The collaboration of screenwriter Robert Towne (Chinatown) and director Hal Ashby (Harold and Maude, The Last Detail, Coming Home) is a small dream and together they create some beautiful magic: the subtlety of Towne's very funny dialogue never becomes monotonous like a bad Broadway farce and Ashby's camera allows a viewer to discover hidden depths in Goldie Hawn, Carrie Fisher, Jack Warden (Oscar nominated), and Lee Grant (Oscar winner). All the performances are first rate but Julie Christie as George's true love interest steals the movie with those wonderfully expressive eyes and her classic drunk scene. (One of the best visual jokes in the movie is the backside of the black cocktail dress she wears at the election dinner.)

◆ PROMPT 1 ◆
In the film review, who is named as the Oscar winner?
◆ PROMPT 2 ◆
For each statement, say whether the film review agrees with it. Back each yes or no with the deciding words from the review. (a) Jack Warden won an Oscar. (b) Robert Towne wrote the screenplay. (c) Julie Christie wears a black cocktail dress at the election dinner.
◆ PROMPT 3 ◆
Please repeat the film review word for word, from "The collaboration of" up to and including "the election dinner.)".
The records aren't needed for any of this.

◆ GIVEN ENTRIES ◆
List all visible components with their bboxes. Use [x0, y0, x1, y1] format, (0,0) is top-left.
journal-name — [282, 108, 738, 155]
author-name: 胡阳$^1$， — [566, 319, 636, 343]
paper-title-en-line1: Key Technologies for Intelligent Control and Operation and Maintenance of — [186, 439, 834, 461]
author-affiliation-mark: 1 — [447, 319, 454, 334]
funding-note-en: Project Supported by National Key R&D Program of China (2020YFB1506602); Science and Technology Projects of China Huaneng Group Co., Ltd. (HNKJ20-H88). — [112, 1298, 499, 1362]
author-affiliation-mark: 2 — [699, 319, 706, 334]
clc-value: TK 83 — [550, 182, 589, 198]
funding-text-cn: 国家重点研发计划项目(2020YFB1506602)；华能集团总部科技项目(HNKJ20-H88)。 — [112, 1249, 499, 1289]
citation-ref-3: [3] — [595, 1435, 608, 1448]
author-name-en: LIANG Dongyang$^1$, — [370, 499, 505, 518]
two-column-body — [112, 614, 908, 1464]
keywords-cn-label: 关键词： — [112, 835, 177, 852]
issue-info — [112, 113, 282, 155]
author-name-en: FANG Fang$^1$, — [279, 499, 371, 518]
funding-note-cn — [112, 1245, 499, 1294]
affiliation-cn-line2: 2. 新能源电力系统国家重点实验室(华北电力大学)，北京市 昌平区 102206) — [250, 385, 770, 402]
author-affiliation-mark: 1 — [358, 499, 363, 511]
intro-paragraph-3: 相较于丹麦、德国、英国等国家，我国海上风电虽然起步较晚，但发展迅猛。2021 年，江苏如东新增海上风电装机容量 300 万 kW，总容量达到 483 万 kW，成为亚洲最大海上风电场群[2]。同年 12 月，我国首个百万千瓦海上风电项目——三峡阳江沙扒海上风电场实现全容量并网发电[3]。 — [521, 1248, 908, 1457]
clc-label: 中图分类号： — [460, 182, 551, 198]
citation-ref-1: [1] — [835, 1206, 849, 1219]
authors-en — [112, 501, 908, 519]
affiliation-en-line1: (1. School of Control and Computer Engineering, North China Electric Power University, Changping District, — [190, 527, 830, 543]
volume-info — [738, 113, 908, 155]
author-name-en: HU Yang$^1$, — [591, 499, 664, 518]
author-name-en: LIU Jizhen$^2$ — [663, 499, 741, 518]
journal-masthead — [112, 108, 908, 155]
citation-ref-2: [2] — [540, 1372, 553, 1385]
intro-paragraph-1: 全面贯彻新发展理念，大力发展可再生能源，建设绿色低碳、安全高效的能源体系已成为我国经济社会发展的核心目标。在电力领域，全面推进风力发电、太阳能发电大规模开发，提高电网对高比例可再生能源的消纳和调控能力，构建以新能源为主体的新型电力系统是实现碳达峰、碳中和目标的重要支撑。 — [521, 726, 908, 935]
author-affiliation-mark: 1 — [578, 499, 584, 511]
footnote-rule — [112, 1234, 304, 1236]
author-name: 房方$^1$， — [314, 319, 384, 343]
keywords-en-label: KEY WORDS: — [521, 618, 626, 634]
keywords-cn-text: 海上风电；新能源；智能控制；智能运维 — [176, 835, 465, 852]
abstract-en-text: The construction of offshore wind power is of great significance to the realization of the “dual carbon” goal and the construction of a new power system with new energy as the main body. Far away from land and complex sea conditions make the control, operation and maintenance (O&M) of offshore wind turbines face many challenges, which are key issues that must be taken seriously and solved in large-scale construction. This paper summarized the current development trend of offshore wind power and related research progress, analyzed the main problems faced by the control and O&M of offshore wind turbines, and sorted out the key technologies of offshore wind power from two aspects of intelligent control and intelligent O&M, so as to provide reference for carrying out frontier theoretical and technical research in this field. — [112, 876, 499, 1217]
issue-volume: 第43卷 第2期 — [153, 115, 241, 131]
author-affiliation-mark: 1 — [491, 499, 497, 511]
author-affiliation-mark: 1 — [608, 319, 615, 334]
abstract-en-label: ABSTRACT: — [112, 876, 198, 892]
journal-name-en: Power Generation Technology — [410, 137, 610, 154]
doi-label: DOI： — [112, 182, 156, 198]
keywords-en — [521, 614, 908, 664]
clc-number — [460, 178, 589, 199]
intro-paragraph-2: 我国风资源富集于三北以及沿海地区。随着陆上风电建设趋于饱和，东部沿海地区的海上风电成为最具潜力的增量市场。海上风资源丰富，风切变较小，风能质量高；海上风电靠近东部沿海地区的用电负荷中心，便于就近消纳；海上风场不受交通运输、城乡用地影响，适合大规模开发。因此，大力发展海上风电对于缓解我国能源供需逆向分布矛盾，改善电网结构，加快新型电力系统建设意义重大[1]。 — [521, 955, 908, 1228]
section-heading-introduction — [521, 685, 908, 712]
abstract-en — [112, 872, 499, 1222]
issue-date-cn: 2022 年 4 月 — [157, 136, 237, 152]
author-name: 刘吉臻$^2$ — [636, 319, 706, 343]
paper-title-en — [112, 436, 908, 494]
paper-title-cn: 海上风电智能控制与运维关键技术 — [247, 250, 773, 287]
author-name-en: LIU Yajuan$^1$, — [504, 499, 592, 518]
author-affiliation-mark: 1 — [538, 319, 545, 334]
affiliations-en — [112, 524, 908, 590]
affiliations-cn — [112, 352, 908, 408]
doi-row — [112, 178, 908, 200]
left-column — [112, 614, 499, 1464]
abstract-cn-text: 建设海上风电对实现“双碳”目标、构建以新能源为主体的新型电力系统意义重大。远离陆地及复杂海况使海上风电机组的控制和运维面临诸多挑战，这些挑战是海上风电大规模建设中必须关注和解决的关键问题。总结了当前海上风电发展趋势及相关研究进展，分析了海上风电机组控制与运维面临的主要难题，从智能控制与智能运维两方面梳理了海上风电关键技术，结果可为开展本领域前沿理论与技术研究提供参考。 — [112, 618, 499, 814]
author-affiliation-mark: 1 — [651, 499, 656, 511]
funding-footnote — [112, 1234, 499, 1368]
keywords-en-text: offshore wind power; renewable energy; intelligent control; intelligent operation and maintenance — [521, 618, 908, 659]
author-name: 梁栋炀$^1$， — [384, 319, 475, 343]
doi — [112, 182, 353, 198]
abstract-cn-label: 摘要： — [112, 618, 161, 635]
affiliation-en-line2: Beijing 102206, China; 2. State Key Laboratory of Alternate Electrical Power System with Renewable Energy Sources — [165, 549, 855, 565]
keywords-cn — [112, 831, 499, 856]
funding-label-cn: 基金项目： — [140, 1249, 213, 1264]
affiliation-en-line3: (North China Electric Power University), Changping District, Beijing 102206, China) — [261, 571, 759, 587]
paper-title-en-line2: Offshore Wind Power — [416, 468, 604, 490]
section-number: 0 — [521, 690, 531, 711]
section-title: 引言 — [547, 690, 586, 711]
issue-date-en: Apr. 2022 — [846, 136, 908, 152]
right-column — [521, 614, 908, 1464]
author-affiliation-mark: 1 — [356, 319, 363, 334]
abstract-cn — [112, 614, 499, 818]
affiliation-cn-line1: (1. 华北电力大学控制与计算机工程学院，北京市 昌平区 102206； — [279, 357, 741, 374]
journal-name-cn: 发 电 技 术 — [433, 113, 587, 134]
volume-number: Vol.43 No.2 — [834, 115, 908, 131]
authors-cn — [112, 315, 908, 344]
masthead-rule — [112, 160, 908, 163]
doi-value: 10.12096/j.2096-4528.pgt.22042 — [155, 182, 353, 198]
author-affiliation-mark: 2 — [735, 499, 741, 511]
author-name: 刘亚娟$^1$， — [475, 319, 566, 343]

◆ CORRECT RESULT 1 ◆
Lee Grant

◆ CORRECT RESULT 2 ◆
(a) No: "Jack Warden (Oscar nominated)"
(b) Yes: "screenwriter Robert Towne (Chinatown)"
(c) Yes: "the black cocktail dress she wears at the election dinner"

◆ CORRECT RESULT 3 ◆
The collaboration of screenwriter Robert Towne (Chinatown) and director Hal Ashby (Harold and Maude, The Last Detail, Coming Home) is a small dream and together they create some beautiful magic: the subtlety of Towne's very funny dialogue never becomes monotonous like a bad Broadway farce and Ashby's camera allows a viewer to discover hidden depths in Goldie Hawn, Carrie Fisher, Jack Warden (Oscar nominated), and Lee Grant (Oscar winner). All the performances are first rate but Julie Christie as George's true love interest steals the movie with those wonderfully expressive eyes and her classic drunk scene. (One of the best visual jokes in the movie is the backside of the black cocktail dress she wears at the election dinner.)